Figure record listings
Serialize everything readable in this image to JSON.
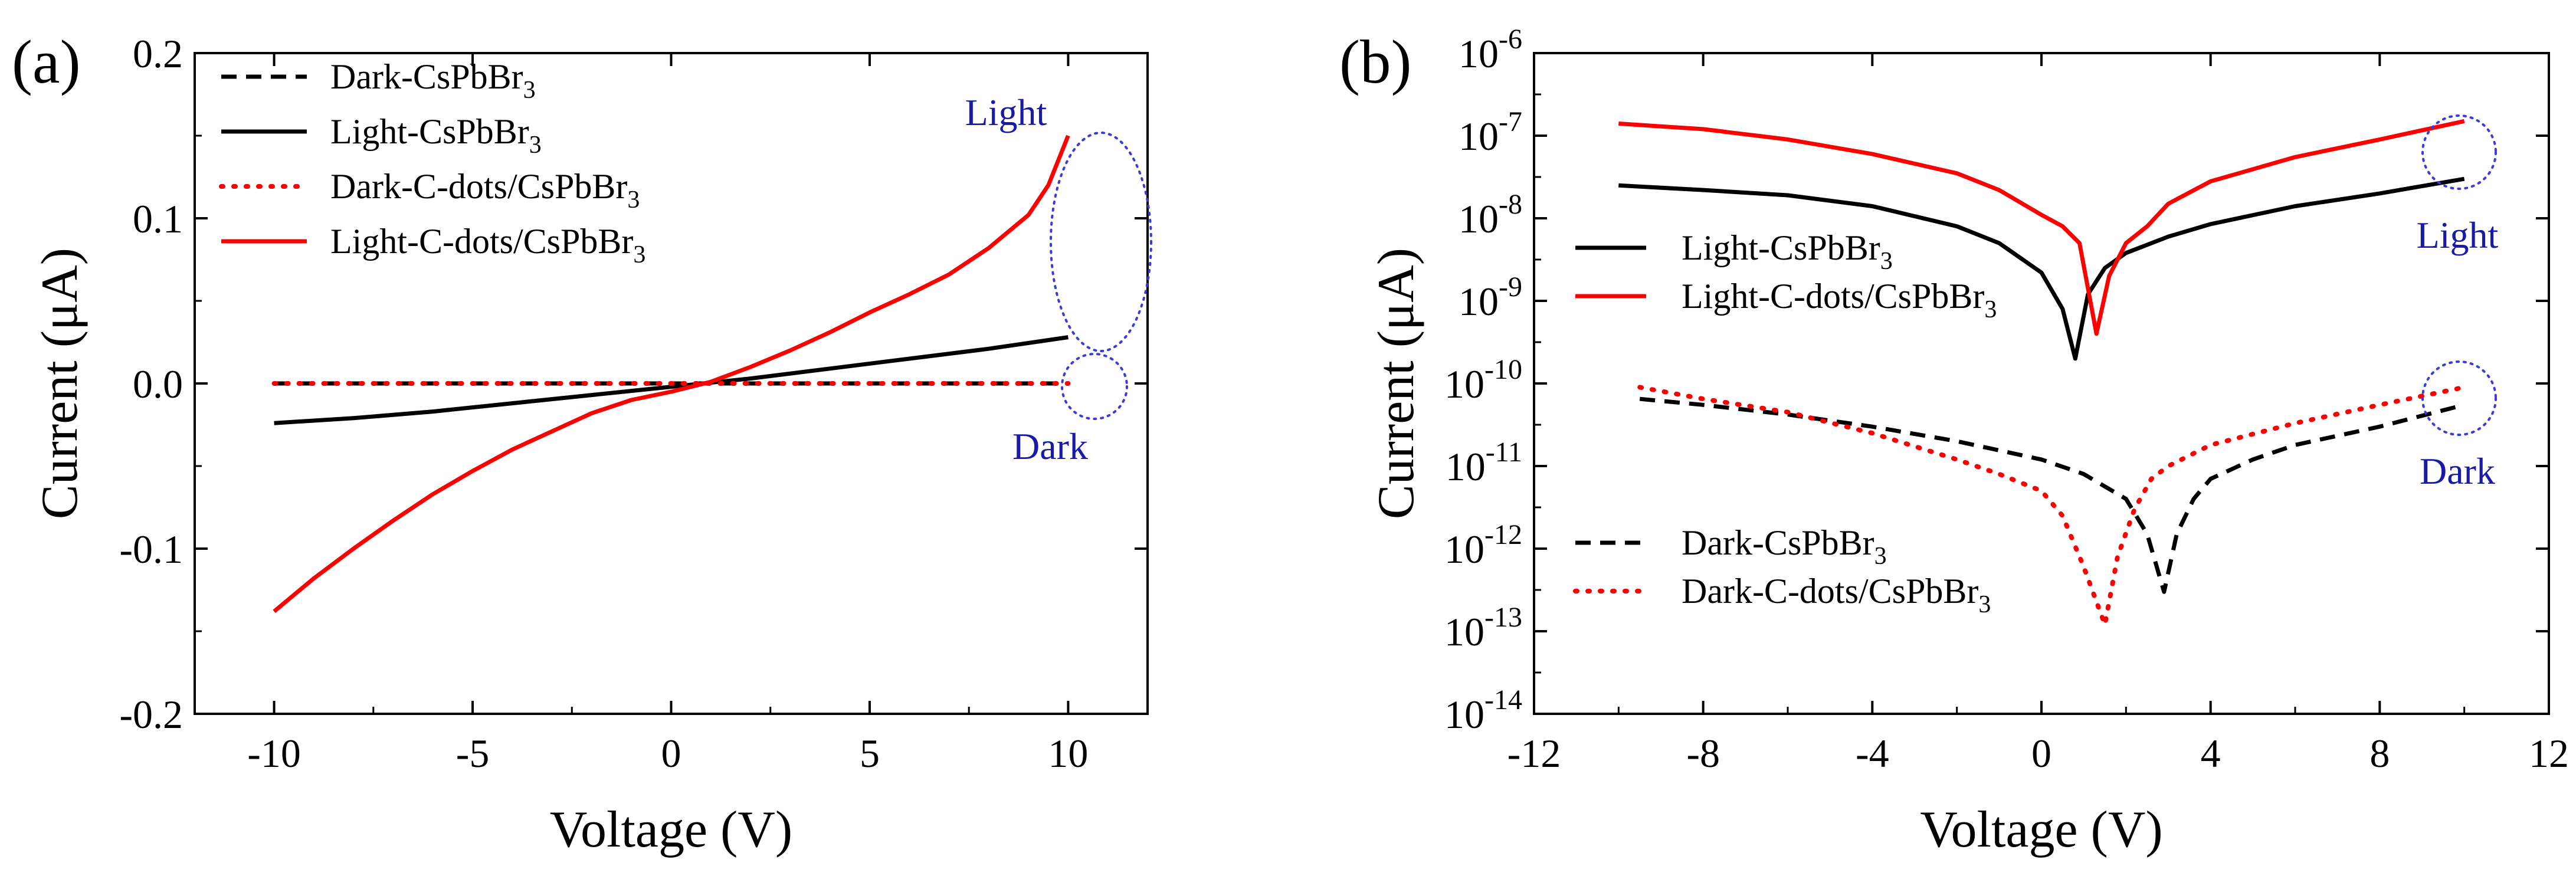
{
  "chart_data": [
    {
      "panel_label": "(a)",
      "type": "line",
      "xlabel": "Voltage (V)",
      "ylabel": "Current (μA)",
      "xlim": [
        -12,
        12
      ],
      "ylim": [
        -0.2,
        0.2
      ],
      "x_ticks": [
        -10,
        -5,
        0,
        5,
        10
      ],
      "x_tick_labels": [
        "-10",
        "-5",
        "0",
        "5",
        "10"
      ],
      "y_ticks": [
        -0.2,
        -0.1,
        0.0,
        0.1,
        0.2
      ],
      "y_tick_labels": [
        "-0.2",
        "-0.1",
        "0.0",
        "0.1",
        "0.2"
      ],
      "y_scale": "linear",
      "grid": false,
      "legend_position": "top-left",
      "series": [
        {
          "name": "Dark-CsPbBr3",
          "legend_parts": [
            "Dark-CsPbBr",
            "3"
          ],
          "color": "#000000",
          "style": "dashed",
          "x": [
            -10,
            -5,
            0,
            5,
            10
          ],
          "y": [
            0,
            0,
            0,
            0,
            0
          ]
        },
        {
          "name": "Light-CsPbBr3",
          "legend_parts": [
            "Light-CsPbBr",
            "3"
          ],
          "color": "#000000",
          "style": "solid",
          "x": [
            -10,
            -8,
            -6,
            -4,
            -2,
            0,
            2,
            4,
            6,
            8,
            10
          ],
          "y": [
            -0.024,
            -0.021,
            -0.017,
            -0.012,
            -0.007,
            -0.002,
            0.003,
            0.009,
            0.015,
            0.021,
            0.028
          ]
        },
        {
          "name": "Dark-C-dots/CsPbBr3",
          "legend_parts": [
            "Dark-C-dots/CsPbBr",
            "3"
          ],
          "color": "#ff0000",
          "style": "dotted",
          "x": [
            -10,
            -5,
            0,
            5,
            10
          ],
          "y": [
            0,
            0,
            0,
            0,
            0
          ]
        },
        {
          "name": "Light-C-dots/CsPbBr3",
          "legend_parts": [
            "Light-C-dots/CsPbBr",
            "3"
          ],
          "color": "#ff0000",
          "style": "solid",
          "x": [
            -10,
            -9,
            -8,
            -7,
            -6,
            -5,
            -4,
            -3,
            -2,
            -1,
            0,
            1,
            2,
            3,
            4,
            5,
            6,
            7,
            8,
            9,
            9.5,
            10
          ],
          "y": [
            -0.138,
            -0.118,
            -0.1,
            -0.083,
            -0.067,
            -0.053,
            -0.04,
            -0.029,
            -0.018,
            -0.01,
            -0.005,
            0.001,
            0.01,
            0.02,
            0.031,
            0.043,
            0.054,
            0.066,
            0.082,
            0.102,
            0.12,
            0.15
          ]
        }
      ],
      "annotations": [
        {
          "text": "Light",
          "color": "#1a1aa6"
        },
        {
          "text": "Dark",
          "color": "#1a1aa6"
        }
      ]
    },
    {
      "panel_label": "(b)",
      "type": "line",
      "xlabel": "Voltage (V)",
      "ylabel": "Current (μA)",
      "xlim": [
        -12,
        12
      ],
      "ylim": [
        1e-14,
        1e-06
      ],
      "x_ticks": [
        -12,
        -8,
        -4,
        0,
        4,
        8,
        12
      ],
      "x_tick_labels": [
        "-12",
        "-8",
        "-4",
        "0",
        "4",
        "8",
        "12"
      ],
      "y_ticks": [
        -14,
        -13,
        -12,
        -11,
        -10,
        -9,
        -8,
        -7,
        -6
      ],
      "y_tick_labels": [
        "-14",
        "-13",
        "-12",
        "-11",
        "-10",
        "-9",
        "-8",
        "-7",
        "-6"
      ],
      "y_tick_base": "10",
      "y_scale": "log",
      "grid": false,
      "legend_position": "left",
      "series": [
        {
          "name": "Light-CsPbBr3",
          "legend_parts": [
            "Light-CsPbBr",
            "3"
          ],
          "color": "#000000",
          "style": "solid",
          "x": [
            -10,
            -8,
            -6,
            -4,
            -2,
            -1,
            0,
            0.5,
            0.8,
            1.1,
            1.5,
            2,
            3,
            4,
            6,
            8,
            10
          ],
          "y": [
            2.5e-08,
            2.2e-08,
            1.9e-08,
            1.4e-08,
            8e-09,
            5e-09,
            2.2e-09,
            8e-10,
            2e-10,
            1.2e-09,
            2.5e-09,
            3.8e-09,
            6e-09,
            8.5e-09,
            1.4e-08,
            2e-08,
            3e-08
          ]
        },
        {
          "name": "Light-C-dots/CsPbBr3",
          "legend_parts": [
            "Light-C-dots/CsPbBr",
            "3"
          ],
          "color": "#ff0000",
          "style": "solid",
          "x": [
            -10,
            -8,
            -6,
            -4,
            -2,
            -1,
            0,
            0.5,
            0.9,
            1.3,
            1.6,
            2,
            2.5,
            3,
            4,
            6,
            8,
            10
          ],
          "y": [
            1.4e-07,
            1.2e-07,
            9e-08,
            6e-08,
            3.5e-08,
            2.2e-08,
            1.1e-08,
            8e-09,
            5e-09,
            4e-10,
            2e-09,
            5e-09,
            8e-09,
            1.5e-08,
            2.8e-08,
            5.5e-08,
            9e-08,
            1.5e-07
          ]
        },
        {
          "name": "Dark-CsPbBr3",
          "legend_parts": [
            "Dark-CsPbBr",
            "3"
          ],
          "color": "#000000",
          "style": "dashed",
          "x": [
            -9.5,
            -8,
            -6,
            -4,
            -2,
            0,
            1,
            2,
            2.5,
            2.9,
            3.2,
            3.6,
            4,
            5,
            6,
            8,
            10
          ],
          "y": [
            6.5e-11,
            5.5e-11,
            4.2e-11,
            3e-11,
            2e-11,
            1.2e-11,
            8e-12,
            4e-12,
            1.5e-12,
            3e-13,
            1.5e-12,
            4e-12,
            7e-12,
            1.2e-11,
            1.8e-11,
            3e-11,
            5.5e-11
          ]
        },
        {
          "name": "Dark-C-dots/CsPbBr3",
          "legend_parts": [
            "Dark-C-dots/CsPbBr",
            "3"
          ],
          "color": "#ff0000",
          "style": "dotted",
          "x": [
            -9.5,
            -8,
            -6,
            -4,
            -2,
            -1,
            0,
            0.5,
            1,
            1.5,
            1.8,
            2.2,
            2.6,
            3,
            4,
            6,
            8,
            10
          ],
          "y": [
            9e-11,
            6.5e-11,
            4.5e-11,
            2.5e-11,
            1.2e-11,
            8e-12,
            5e-12,
            2.5e-12,
            6e-13,
            1.2e-13,
            8e-13,
            3e-12,
            7e-12,
            1e-11,
            1.8e-11,
            3.3e-11,
            5.5e-11,
            9e-11
          ]
        }
      ],
      "annotations": [
        {
          "text": "Light",
          "color": "#1a1aa6"
        },
        {
          "text": "Dark",
          "color": "#1a1aa6"
        }
      ]
    }
  ]
}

| WHAT IS NEEDED |
Without including any pictures, output all the entries above exactly.

| TASK RESPONSE |
Serialize everything readable in this image to JSON.
{
  "chart_data": [
    {
      "panel_label": "(a)",
      "type": "line",
      "xlabel": "Voltage (V)",
      "ylabel": "Current (μA)",
      "xlim": [
        -12,
        12
      ],
      "ylim": [
        -0.2,
        0.2
      ],
      "x_ticks": [
        -10,
        -5,
        0,
        5,
        10
      ],
      "x_tick_labels": [
        "-10",
        "-5",
        "0",
        "5",
        "10"
      ],
      "y_ticks": [
        -0.2,
        -0.1,
        0.0,
        0.1,
        0.2
      ],
      "y_tick_labels": [
        "-0.2",
        "-0.1",
        "0.0",
        "0.1",
        "0.2"
      ],
      "y_scale": "linear",
      "grid": false,
      "legend_position": "top-left",
      "series": [
        {
          "name": "Dark-CsPbBr3",
          "legend_parts": [
            "Dark-CsPbBr",
            "3"
          ],
          "color": "#000000",
          "style": "dashed",
          "x": [
            -10,
            -5,
            0,
            5,
            10
          ],
          "y": [
            0,
            0,
            0,
            0,
            0
          ]
        },
        {
          "name": "Light-CsPbBr3",
          "legend_parts": [
            "Light-CsPbBr",
            "3"
          ],
          "color": "#000000",
          "style": "solid",
          "x": [
            -10,
            -8,
            -6,
            -4,
            -2,
            0,
            2,
            4,
            6,
            8,
            10
          ],
          "y": [
            -0.024,
            -0.021,
            -0.017,
            -0.012,
            -0.007,
            -0.002,
            0.003,
            0.009,
            0.015,
            0.021,
            0.028
          ]
        },
        {
          "name": "Dark-C-dots/CsPbBr3",
          "legend_parts": [
            "Dark-C-dots/CsPbBr",
            "3"
          ],
          "color": "#ff0000",
          "style": "dotted",
          "x": [
            -10,
            -5,
            0,
            5,
            10
          ],
          "y": [
            0,
            0,
            0,
            0,
            0
          ]
        },
        {
          "name": "Light-C-dots/CsPbBr3",
          "legend_parts": [
            "Light-C-dots/CsPbBr",
            "3"
          ],
          "color": "#ff0000",
          "style": "solid",
          "x": [
            -10,
            -9,
            -8,
            -7,
            -6,
            -5,
            -4,
            -3,
            -2,
            -1,
            0,
            1,
            2,
            3,
            4,
            5,
            6,
            7,
            8,
            9,
            9.5,
            10
          ],
          "y": [
            -0.138,
            -0.118,
            -0.1,
            -0.083,
            -0.067,
            -0.053,
            -0.04,
            -0.029,
            -0.018,
            -0.01,
            -0.005,
            0.001,
            0.01,
            0.02,
            0.031,
            0.043,
            0.054,
            0.066,
            0.082,
            0.102,
            0.12,
            0.15
          ]
        }
      ],
      "annotations": [
        {
          "text": "Light",
          "color": "#1a1aa6"
        },
        {
          "text": "Dark",
          "color": "#1a1aa6"
        }
      ]
    },
    {
      "panel_label": "(b)",
      "type": "line",
      "xlabel": "Voltage (V)",
      "ylabel": "Current (μA)",
      "xlim": [
        -12,
        12
      ],
      "ylim": [
        1e-14,
        1e-06
      ],
      "x_ticks": [
        -12,
        -8,
        -4,
        0,
        4,
        8,
        12
      ],
      "x_tick_labels": [
        "-12",
        "-8",
        "-4",
        "0",
        "4",
        "8",
        "12"
      ],
      "y_ticks": [
        -14,
        -13,
        -12,
        -11,
        -10,
        -9,
        -8,
        -7,
        -6
      ],
      "y_tick_labels": [
        "-14",
        "-13",
        "-12",
        "-11",
        "-10",
        "-9",
        "-8",
        "-7",
        "-6"
      ],
      "y_tick_base": "10",
      "y_scale": "log",
      "grid": false,
      "legend_position": "left",
      "series": [
        {
          "name": "Light-CsPbBr3",
          "legend_parts": [
            "Light-CsPbBr",
            "3"
          ],
          "color": "#000000",
          "style": "solid",
          "x": [
            -10,
            -8,
            -6,
            -4,
            -2,
            -1,
            0,
            0.5,
            0.8,
            1.1,
            1.5,
            2,
            3,
            4,
            6,
            8,
            10
          ],
          "y": [
            2.5e-08,
            2.2e-08,
            1.9e-08,
            1.4e-08,
            8e-09,
            5e-09,
            2.2e-09,
            8e-10,
            2e-10,
            1.2e-09,
            2.5e-09,
            3.8e-09,
            6e-09,
            8.5e-09,
            1.4e-08,
            2e-08,
            3e-08
          ]
        },
        {
          "name": "Light-C-dots/CsPbBr3",
          "legend_parts": [
            "Light-C-dots/CsPbBr",
            "3"
          ],
          "color": "#ff0000",
          "style": "solid",
          "x": [
            -10,
            -8,
            -6,
            -4,
            -2,
            -1,
            0,
            0.5,
            0.9,
            1.3,
            1.6,
            2,
            2.5,
            3,
            4,
            6,
            8,
            10
          ],
          "y": [
            1.4e-07,
            1.2e-07,
            9e-08,
            6e-08,
            3.5e-08,
            2.2e-08,
            1.1e-08,
            8e-09,
            5e-09,
            4e-10,
            2e-09,
            5e-09,
            8e-09,
            1.5e-08,
            2.8e-08,
            5.5e-08,
            9e-08,
            1.5e-07
          ]
        },
        {
          "name": "Dark-CsPbBr3",
          "legend_parts": [
            "Dark-CsPbBr",
            "3"
          ],
          "color": "#000000",
          "style": "dashed",
          "x": [
            -9.5,
            -8,
            -6,
            -4,
            -2,
            0,
            1,
            2,
            2.5,
            2.9,
            3.2,
            3.6,
            4,
            5,
            6,
            8,
            10
          ],
          "y": [
            6.5e-11,
            5.5e-11,
            4.2e-11,
            3e-11,
            2e-11,
            1.2e-11,
            8e-12,
            4e-12,
            1.5e-12,
            3e-13,
            1.5e-12,
            4e-12,
            7e-12,
            1.2e-11,
            1.8e-11,
            3e-11,
            5.5e-11
          ]
        },
        {
          "name": "Dark-C-dots/CsPbBr3",
          "legend_parts": [
            "Dark-C-dots/CsPbBr",
            "3"
          ],
          "color": "#ff0000",
          "style": "dotted",
          "x": [
            -9.5,
            -8,
            -6,
            -4,
            -2,
            -1,
            0,
            0.5,
            1,
            1.5,
            1.8,
            2.2,
            2.6,
            3,
            4,
            6,
            8,
            10
          ],
          "y": [
            9e-11,
            6.5e-11,
            4.5e-11,
            2.5e-11,
            1.2e-11,
            8e-12,
            5e-12,
            2.5e-12,
            6e-13,
            1.2e-13,
            8e-13,
            3e-12,
            7e-12,
            1e-11,
            1.8e-11,
            3.3e-11,
            5.5e-11,
            9e-11
          ]
        }
      ],
      "annotations": [
        {
          "text": "Light",
          "color": "#1a1aa6"
        },
        {
          "text": "Dark",
          "color": "#1a1aa6"
        }
      ]
    }
  ]
}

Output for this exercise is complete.